Start of Given records

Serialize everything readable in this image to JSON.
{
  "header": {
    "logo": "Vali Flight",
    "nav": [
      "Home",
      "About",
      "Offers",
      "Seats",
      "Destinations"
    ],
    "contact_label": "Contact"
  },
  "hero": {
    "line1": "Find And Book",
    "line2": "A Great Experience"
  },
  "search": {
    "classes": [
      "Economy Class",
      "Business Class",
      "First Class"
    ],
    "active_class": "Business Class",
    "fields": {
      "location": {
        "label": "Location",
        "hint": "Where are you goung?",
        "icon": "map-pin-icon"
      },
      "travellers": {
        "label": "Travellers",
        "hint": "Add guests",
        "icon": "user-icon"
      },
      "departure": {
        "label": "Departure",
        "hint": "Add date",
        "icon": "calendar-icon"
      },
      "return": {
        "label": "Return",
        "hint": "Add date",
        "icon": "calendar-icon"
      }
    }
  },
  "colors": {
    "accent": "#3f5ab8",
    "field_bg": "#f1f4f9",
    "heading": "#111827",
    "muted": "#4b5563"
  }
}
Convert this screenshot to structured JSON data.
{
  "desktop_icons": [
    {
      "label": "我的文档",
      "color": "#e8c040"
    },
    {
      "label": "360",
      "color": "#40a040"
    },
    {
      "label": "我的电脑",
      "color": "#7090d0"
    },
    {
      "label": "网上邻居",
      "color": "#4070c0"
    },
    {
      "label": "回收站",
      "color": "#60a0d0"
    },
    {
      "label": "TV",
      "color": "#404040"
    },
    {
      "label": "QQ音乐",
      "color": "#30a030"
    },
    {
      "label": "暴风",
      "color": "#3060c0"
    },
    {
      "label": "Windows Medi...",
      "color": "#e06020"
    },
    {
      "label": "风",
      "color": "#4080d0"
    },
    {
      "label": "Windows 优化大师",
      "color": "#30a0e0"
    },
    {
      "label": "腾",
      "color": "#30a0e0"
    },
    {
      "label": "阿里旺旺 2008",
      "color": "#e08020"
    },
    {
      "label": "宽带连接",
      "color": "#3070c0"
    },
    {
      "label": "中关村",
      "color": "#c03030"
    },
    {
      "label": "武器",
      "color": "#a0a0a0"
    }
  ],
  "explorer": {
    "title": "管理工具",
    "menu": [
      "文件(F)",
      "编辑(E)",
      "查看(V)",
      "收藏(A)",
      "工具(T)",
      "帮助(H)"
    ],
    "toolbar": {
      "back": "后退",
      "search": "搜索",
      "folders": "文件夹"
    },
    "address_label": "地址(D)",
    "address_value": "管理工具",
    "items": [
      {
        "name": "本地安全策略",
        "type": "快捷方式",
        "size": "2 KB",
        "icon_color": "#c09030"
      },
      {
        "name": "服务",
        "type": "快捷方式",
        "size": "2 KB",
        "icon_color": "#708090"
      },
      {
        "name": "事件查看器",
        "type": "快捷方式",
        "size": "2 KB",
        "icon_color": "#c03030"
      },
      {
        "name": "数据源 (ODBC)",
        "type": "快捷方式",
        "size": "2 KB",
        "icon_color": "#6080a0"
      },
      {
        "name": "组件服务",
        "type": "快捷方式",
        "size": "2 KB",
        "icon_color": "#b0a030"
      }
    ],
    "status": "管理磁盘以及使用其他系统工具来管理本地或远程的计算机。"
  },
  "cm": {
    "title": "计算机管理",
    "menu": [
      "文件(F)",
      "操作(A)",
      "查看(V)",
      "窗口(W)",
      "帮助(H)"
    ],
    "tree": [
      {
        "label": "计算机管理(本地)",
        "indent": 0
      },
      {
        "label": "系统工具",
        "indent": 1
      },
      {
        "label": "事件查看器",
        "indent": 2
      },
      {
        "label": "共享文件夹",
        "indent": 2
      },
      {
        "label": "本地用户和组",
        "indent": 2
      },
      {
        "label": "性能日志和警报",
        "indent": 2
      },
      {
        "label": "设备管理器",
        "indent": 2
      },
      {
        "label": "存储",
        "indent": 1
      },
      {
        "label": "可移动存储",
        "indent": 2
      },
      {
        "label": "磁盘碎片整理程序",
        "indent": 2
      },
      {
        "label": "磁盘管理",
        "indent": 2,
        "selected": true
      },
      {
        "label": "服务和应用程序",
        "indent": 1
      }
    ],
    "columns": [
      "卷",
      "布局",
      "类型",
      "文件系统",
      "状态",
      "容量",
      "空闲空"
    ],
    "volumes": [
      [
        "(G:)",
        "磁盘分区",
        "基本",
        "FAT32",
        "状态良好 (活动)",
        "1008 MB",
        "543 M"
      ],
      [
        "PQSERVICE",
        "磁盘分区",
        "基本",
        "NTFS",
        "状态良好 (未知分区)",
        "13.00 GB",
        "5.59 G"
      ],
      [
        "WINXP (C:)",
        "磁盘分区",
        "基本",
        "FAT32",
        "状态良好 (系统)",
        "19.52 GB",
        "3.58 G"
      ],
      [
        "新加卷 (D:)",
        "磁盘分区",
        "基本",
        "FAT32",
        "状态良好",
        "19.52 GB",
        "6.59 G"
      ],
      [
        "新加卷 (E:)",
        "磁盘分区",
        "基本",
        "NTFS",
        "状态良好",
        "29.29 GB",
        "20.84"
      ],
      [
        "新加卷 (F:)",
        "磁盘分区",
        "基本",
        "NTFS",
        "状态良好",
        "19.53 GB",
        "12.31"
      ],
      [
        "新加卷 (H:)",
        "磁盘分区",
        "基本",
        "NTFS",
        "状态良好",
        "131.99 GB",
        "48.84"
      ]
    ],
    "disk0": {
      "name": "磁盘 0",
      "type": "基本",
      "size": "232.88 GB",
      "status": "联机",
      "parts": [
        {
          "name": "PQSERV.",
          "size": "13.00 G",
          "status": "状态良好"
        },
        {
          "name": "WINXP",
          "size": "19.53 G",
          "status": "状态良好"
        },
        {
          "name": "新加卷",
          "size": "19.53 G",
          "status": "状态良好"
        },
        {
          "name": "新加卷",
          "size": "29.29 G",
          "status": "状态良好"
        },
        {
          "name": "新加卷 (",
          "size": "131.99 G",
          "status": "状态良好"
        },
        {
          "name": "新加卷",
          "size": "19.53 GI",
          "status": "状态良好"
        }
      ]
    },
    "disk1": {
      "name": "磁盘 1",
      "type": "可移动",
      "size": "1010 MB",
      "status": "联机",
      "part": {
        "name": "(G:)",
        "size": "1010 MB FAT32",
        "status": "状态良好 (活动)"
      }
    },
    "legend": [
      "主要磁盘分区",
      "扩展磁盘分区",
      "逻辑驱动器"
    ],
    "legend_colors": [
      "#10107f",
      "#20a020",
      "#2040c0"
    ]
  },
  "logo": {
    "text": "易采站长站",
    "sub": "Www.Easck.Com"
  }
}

End of Given records

- _Exercise_
Copy out every entry again, exactly as it was given.

- _Complete output_
Serialize everything readable in this image to JSON.
{
  "header": {
    "logo": "Vali Flight",
    "nav": [
      "Home",
      "About",
      "Offers",
      "Seats",
      "Destinations"
    ],
    "contact_label": "Contact"
  },
  "hero": {
    "line1": "Find And Book",
    "line2": "A Great Experience"
  },
  "search": {
    "classes": [
      "Economy Class",
      "Business Class",
      "First Class"
    ],
    "active_class": "Business Class",
    "fields": {
      "location": {
        "label": "Location",
        "hint": "Where are you goung?",
        "icon": "map-pin-icon"
      },
      "travellers": {
        "label": "Travellers",
        "hint": "Add guests",
        "icon": "user-icon"
      },
      "departure": {
        "label": "Departure",
        "hint": "Add date",
        "icon": "calendar-icon"
      },
      "return": {
        "label": "Return",
        "hint": "Add date",
        "icon": "calendar-icon"
      }
    }
  },
  "colors": {
    "accent": "#3f5ab8",
    "field_bg": "#f1f4f9",
    "heading": "#111827",
    "muted": "#4b5563"
  }
}
Convert this screenshot to structured JSON data.
{
  "desktop_icons": [
    {
      "label": "我的文档",
      "color": "#e8c040"
    },
    {
      "label": "360",
      "color": "#40a040"
    },
    {
      "label": "我的电脑",
      "color": "#7090d0"
    },
    {
      "label": "网上邻居",
      "color": "#4070c0"
    },
    {
      "label": "回收站",
      "color": "#60a0d0"
    },
    {
      "label": "TV",
      "color": "#404040"
    },
    {
      "label": "QQ音乐",
      "color": "#30a030"
    },
    {
      "label": "暴风",
      "color": "#3060c0"
    },
    {
      "label": "Windows Medi...",
      "color": "#e06020"
    },
    {
      "label": "风",
      "color": "#4080d0"
    },
    {
      "label": "Windows 优化大师",
      "color": "#30a0e0"
    },
    {
      "label": "腾",
      "color": "#30a0e0"
    },
    {
      "label": "阿里旺旺 2008",
      "color": "#e08020"
    },
    {
      "label": "宽带连接",
      "color": "#3070c0"
    },
    {
      "label": "中关村",
      "color": "#c03030"
    },
    {
      "label": "武器",
      "color": "#a0a0a0"
    }
  ],
  "explorer": {
    "title": "管理工具",
    "menu": [
      "文件(F)",
      "编辑(E)",
      "查看(V)",
      "收藏(A)",
      "工具(T)",
      "帮助(H)"
    ],
    "toolbar": {
      "back": "后退",
      "search": "搜索",
      "folders": "文件夹"
    },
    "address_label": "地址(D)",
    "address_value": "管理工具",
    "items": [
      {
        "name": "本地安全策略",
        "type": "快捷方式",
        "size": "2 KB",
        "icon_color": "#c09030"
      },
      {
        "name": "服务",
        "type": "快捷方式",
        "size": "2 KB",
        "icon_color": "#708090"
      },
      {
        "name": "事件查看器",
        "type": "快捷方式",
        "size": "2 KB",
        "icon_color": "#c03030"
      },
      {
        "name": "数据源 (ODBC)",
        "type": "快捷方式",
        "size": "2 KB",
        "icon_color": "#6080a0"
      },
      {
        "name": "组件服务",
        "type": "快捷方式",
        "size": "2 KB",
        "icon_color": "#b0a030"
      }
    ],
    "status": "管理磁盘以及使用其他系统工具来管理本地或远程的计算机。"
  },
  "cm": {
    "title": "计算机管理",
    "menu": [
      "文件(F)",
      "操作(A)",
      "查看(V)",
      "窗口(W)",
      "帮助(H)"
    ],
    "tree": [
      {
        "label": "计算机管理(本地)",
        "indent": 0
      },
      {
        "label": "系统工具",
        "indent": 1
      },
      {
        "label": "事件查看器",
        "indent": 2
      },
      {
        "label": "共享文件夹",
        "indent": 2
      },
      {
        "label": "本地用户和组",
        "indent": 2
      },
      {
        "label": "性能日志和警报",
        "indent": 2
      },
      {
        "label": "设备管理器",
        "indent": 2
      },
      {
        "label": "存储",
        "indent": 1
      },
      {
        "label": "可移动存储",
        "indent": 2
      },
      {
        "label": "磁盘碎片整理程序",
        "indent": 2
      },
      {
        "label": "磁盘管理",
        "indent": 2,
        "selected": true
      },
      {
        "label": "服务和应用程序",
        "indent": 1
      }
    ],
    "columns": [
      "卷",
      "布局",
      "类型",
      "文件系统",
      "状态",
      "容量",
      "空闲空"
    ],
    "volumes": [
      [
        "(G:)",
        "磁盘分区",
        "基本",
        "FAT32",
        "状态良好 (活动)",
        "1008 MB",
        "543 M"
      ],
      [
        "PQSERVICE",
        "磁盘分区",
        "基本",
        "NTFS",
        "状态良好 (未知分区)",
        "13.00 GB",
        "5.59 G"
      ],
      [
        "WINXP (C:)",
        "磁盘分区",
        "基本",
        "FAT32",
        "状态良好 (系统)",
        "19.52 GB",
        "3.58 G"
      ],
      [
        "新加卷 (D:)",
        "磁盘分区",
        "基本",
        "FAT32",
        "状态良好",
        "19.52 GB",
        "6.59 G"
      ],
      [
        "新加卷 (E:)",
        "磁盘分区",
        "基本",
        "NTFS",
        "状态良好",
        "29.29 GB",
        "20.84"
      ],
      [
        "新加卷 (F:)",
        "磁盘分区",
        "基本",
        "NTFS",
        "状态良好",
        "19.53 GB",
        "12.31"
      ],
      [
        "新加卷 (H:)",
        "磁盘分区",
        "基本",
        "NTFS",
        "状态良好",
        "131.99 GB",
        "48.84"
      ]
    ],
    "disk0": {
      "name": "磁盘 0",
      "type": "基本",
      "size": "232.88 GB",
      "status": "联机",
      "parts": [
        {
          "name": "PQSERV.",
          "size": "13.00 G",
          "status": "状态良好"
        },
        {
          "name": "WINXP",
          "size": "19.53 G",
          "status": "状态良好"
        },
        {
          "name": "新加卷",
          "size": "19.53 G",
          "status": "状态良好"
        },
        {
          "name": "新加卷",
          "size": "29.29 G",
          "status": "状态良好"
        },
        {
          "name": "新加卷 (",
          "size": "131.99 G",
          "status": "状态良好"
        },
        {
          "name": "新加卷",
          "size": "19.53 GI",
          "status": "状态良好"
        }
      ]
    },
    "disk1": {
      "name": "磁盘 1",
      "type": "可移动",
      "size": "1010 MB",
      "status": "联机",
      "part": {
        "name": "(G:)",
        "size": "1010 MB FAT32",
        "status": "状态良好 (活动)"
      }
    },
    "legend": [
      "主要磁盘分区",
      "扩展磁盘分区",
      "逻辑驱动器"
    ],
    "legend_colors": [
      "#10107f",
      "#20a020",
      "#2040c0"
    ]
  },
  "logo": {
    "text": "易采站长站",
    "sub": "Www.Easck.Com"
  }
}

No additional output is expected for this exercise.